# [Task directions]
For each line below that contains the string "изменений", copy that line.

··· Data lines ···

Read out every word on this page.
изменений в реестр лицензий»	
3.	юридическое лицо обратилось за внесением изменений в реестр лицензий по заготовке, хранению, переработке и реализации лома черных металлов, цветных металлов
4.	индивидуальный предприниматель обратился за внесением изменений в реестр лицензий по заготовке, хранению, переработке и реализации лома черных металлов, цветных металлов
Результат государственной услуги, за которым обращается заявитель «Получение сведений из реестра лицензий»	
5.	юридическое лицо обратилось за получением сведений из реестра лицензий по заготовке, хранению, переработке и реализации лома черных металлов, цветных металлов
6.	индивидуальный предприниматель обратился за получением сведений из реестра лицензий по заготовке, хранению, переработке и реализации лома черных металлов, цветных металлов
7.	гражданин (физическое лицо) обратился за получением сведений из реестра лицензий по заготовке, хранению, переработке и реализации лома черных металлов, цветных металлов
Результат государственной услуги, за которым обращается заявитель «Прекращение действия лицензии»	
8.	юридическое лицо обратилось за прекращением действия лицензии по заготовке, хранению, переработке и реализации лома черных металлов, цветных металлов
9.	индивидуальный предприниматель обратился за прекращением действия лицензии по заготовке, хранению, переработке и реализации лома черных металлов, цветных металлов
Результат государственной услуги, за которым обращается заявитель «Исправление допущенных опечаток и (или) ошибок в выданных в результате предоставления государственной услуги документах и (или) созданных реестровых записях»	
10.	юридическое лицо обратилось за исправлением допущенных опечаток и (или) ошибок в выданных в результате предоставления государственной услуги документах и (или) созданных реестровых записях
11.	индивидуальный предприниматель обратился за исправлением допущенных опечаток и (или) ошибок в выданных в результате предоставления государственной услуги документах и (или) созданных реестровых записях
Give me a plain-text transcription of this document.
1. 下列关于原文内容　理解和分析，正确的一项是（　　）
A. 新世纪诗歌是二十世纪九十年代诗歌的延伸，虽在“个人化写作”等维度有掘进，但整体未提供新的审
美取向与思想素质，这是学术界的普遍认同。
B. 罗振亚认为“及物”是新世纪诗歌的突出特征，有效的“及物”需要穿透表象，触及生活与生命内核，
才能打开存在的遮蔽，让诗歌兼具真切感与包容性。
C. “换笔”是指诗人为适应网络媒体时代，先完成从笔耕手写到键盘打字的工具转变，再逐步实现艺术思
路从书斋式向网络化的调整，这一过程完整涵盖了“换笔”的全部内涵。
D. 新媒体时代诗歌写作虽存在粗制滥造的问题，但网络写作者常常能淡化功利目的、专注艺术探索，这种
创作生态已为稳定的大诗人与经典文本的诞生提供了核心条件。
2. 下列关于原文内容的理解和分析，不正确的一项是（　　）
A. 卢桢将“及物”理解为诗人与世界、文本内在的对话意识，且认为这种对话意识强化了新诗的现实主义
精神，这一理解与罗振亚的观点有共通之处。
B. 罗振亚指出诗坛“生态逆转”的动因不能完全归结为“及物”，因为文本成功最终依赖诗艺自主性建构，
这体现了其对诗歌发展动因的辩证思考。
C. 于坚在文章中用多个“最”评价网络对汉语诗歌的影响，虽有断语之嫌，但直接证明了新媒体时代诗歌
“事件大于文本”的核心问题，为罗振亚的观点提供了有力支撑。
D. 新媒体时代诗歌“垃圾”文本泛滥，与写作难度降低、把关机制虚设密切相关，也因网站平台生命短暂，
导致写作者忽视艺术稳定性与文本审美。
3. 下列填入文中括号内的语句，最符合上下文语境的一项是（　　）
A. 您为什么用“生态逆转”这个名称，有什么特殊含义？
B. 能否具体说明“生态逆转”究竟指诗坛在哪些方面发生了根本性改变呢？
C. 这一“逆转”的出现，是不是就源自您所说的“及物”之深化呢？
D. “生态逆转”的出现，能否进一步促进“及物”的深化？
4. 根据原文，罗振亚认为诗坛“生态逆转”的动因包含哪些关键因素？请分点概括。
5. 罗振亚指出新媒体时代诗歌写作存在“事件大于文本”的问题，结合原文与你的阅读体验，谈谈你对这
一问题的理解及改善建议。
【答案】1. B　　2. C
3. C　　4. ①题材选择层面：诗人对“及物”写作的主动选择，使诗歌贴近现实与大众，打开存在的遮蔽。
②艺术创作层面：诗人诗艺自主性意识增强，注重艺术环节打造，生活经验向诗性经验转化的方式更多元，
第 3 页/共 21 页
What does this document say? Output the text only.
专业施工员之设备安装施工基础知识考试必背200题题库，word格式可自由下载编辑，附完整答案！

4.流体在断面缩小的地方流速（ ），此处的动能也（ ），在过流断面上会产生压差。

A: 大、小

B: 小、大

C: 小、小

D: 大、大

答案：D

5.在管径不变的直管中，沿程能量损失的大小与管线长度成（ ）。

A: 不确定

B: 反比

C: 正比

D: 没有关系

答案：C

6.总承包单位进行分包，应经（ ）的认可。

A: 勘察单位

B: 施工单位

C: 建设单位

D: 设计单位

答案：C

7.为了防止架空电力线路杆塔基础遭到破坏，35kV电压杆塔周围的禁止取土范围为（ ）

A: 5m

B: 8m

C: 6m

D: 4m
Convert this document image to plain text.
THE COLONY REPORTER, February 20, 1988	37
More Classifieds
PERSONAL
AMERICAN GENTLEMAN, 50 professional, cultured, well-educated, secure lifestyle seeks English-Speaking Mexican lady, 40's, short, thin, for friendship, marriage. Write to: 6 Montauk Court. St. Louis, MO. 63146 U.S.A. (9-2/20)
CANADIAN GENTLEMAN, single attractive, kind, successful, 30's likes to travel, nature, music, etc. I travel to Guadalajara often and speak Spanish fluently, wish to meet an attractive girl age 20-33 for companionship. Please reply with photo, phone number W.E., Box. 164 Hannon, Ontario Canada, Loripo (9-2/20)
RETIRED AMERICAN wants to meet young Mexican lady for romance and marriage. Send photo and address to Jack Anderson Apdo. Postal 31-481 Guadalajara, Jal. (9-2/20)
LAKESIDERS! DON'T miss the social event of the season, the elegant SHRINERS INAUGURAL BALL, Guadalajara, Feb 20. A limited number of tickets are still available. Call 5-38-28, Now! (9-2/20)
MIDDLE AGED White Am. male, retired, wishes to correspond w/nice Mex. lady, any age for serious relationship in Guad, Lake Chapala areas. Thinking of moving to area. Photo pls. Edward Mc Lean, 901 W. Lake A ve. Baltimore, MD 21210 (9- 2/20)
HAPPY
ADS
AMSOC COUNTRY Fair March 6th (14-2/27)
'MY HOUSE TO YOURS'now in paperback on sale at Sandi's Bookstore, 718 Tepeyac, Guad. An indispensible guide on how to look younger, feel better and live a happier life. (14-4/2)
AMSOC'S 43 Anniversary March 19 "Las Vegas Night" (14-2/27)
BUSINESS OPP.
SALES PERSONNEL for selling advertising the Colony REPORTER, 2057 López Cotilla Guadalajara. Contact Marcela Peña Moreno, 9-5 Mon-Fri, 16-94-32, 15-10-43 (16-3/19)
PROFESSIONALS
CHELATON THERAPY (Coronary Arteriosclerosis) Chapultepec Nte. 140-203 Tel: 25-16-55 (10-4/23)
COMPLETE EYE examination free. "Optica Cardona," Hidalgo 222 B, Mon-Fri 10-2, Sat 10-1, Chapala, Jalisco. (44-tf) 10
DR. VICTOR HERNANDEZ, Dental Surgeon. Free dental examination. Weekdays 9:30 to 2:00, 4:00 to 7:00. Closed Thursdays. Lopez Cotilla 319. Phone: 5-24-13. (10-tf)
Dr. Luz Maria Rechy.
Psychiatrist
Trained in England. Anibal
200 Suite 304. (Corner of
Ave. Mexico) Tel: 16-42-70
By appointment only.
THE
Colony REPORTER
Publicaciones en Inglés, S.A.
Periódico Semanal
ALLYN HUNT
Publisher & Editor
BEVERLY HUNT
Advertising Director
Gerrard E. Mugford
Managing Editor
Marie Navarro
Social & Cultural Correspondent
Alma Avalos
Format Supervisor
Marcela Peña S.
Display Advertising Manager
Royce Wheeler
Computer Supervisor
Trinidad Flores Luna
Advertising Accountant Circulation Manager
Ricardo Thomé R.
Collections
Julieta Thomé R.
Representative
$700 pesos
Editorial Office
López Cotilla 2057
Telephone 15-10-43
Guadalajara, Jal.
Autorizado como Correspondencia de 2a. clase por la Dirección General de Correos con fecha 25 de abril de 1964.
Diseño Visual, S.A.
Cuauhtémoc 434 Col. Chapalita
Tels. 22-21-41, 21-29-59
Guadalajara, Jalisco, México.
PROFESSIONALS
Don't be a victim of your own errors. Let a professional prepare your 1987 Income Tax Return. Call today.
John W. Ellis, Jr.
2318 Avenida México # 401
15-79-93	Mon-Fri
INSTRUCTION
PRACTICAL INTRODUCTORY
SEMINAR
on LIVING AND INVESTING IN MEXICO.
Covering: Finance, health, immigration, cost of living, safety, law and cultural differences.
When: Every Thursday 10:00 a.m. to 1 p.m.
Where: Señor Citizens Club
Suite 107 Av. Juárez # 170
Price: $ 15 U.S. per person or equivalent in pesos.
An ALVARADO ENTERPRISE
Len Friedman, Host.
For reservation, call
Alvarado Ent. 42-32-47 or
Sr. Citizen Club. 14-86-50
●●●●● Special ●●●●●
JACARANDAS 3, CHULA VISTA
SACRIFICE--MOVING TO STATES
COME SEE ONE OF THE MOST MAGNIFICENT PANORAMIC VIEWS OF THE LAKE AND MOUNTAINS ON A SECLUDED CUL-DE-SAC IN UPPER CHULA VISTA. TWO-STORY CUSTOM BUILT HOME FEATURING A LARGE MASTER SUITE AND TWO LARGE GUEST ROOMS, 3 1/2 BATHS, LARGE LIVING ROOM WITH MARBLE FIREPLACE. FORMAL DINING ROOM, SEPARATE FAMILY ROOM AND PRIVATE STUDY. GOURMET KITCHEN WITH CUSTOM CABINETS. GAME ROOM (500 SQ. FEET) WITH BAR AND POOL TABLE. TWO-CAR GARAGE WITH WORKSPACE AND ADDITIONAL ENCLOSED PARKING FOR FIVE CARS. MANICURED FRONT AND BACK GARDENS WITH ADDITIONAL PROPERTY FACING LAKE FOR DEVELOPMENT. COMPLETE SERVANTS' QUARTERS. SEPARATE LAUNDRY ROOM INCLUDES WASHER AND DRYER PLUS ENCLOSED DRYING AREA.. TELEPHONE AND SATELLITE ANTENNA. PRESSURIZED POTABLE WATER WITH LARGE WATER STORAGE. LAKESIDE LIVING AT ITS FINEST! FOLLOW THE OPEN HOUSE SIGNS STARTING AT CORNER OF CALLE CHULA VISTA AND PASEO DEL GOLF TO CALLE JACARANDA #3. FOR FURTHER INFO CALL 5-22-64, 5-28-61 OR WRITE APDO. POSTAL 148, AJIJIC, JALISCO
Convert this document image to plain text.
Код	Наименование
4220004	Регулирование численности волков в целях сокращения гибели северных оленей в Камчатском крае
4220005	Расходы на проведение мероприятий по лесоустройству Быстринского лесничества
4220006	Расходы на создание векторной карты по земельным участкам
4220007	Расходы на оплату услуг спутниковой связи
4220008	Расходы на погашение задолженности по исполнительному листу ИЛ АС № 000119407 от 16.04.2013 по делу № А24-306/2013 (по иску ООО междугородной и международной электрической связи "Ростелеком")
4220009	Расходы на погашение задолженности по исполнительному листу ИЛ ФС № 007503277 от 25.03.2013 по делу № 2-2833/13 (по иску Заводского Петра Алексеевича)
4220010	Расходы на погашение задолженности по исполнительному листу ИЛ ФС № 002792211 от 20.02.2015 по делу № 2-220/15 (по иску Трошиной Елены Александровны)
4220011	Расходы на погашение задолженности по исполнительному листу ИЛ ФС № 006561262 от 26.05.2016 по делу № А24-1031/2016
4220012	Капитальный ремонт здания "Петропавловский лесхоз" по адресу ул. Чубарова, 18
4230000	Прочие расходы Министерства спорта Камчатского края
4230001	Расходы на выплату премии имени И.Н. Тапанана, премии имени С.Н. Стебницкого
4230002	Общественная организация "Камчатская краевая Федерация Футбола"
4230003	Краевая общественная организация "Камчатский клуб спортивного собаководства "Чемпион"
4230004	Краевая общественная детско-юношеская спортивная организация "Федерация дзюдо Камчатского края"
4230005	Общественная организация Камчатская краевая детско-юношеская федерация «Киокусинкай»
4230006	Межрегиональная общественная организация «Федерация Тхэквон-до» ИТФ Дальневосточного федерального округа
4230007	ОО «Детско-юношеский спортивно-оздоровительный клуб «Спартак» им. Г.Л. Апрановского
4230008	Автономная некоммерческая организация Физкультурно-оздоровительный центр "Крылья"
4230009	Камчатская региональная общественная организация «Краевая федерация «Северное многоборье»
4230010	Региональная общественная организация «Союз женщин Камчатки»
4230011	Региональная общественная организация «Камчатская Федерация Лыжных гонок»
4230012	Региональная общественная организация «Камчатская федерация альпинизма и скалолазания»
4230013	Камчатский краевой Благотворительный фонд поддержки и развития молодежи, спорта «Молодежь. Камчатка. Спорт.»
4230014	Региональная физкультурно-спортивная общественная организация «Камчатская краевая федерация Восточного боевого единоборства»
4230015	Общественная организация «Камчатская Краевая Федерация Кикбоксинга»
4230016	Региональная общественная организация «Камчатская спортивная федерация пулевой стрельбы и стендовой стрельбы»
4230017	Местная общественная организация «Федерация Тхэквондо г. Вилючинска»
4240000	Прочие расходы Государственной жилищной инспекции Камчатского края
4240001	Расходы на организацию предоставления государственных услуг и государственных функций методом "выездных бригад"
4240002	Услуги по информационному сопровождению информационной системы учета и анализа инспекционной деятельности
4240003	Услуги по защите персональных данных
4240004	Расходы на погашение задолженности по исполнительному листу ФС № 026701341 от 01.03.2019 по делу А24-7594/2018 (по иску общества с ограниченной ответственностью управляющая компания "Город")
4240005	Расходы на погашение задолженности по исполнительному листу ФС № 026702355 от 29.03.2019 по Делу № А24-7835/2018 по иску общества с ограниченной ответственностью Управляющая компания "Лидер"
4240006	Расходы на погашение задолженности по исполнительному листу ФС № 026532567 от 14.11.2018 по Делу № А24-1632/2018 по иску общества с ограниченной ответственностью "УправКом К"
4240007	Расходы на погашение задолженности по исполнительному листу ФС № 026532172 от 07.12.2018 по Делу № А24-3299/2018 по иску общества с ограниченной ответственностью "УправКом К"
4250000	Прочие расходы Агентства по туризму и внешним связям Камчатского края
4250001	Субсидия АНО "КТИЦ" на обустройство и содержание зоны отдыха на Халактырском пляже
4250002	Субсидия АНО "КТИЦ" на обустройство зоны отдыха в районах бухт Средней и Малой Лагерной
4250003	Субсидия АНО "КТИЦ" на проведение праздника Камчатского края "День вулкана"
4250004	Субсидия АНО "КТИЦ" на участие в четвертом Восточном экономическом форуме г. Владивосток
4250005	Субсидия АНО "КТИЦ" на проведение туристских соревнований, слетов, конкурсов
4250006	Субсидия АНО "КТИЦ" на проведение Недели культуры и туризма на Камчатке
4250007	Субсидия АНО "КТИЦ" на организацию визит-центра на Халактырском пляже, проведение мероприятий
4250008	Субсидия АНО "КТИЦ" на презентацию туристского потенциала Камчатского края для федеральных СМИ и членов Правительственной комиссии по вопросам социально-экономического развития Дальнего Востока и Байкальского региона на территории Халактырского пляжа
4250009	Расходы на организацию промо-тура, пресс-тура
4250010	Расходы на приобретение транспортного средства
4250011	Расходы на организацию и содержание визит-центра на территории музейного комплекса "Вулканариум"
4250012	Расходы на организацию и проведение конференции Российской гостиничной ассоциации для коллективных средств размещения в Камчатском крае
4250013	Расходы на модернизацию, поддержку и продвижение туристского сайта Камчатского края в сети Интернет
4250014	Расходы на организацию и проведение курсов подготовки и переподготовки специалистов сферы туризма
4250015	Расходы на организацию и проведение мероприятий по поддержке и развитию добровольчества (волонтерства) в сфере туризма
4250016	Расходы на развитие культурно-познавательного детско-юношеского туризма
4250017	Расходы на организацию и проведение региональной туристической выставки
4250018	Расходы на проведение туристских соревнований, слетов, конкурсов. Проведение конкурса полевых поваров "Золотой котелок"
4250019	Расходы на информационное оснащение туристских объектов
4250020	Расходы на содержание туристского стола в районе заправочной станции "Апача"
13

···

# [In response]
изменений в реестр лицензий»	
3.	юридическое лицо обратилось за внесением изменений в реестр лицензий по заготовке, хранению, переработке и реализации лома черных металлов, цветных металлов
4.	индивидуальный предприниматель обратился за внесением изменений в реестр лицензий по заготовке, хранению, переработке и реализации лома черных металлов, цветных металлов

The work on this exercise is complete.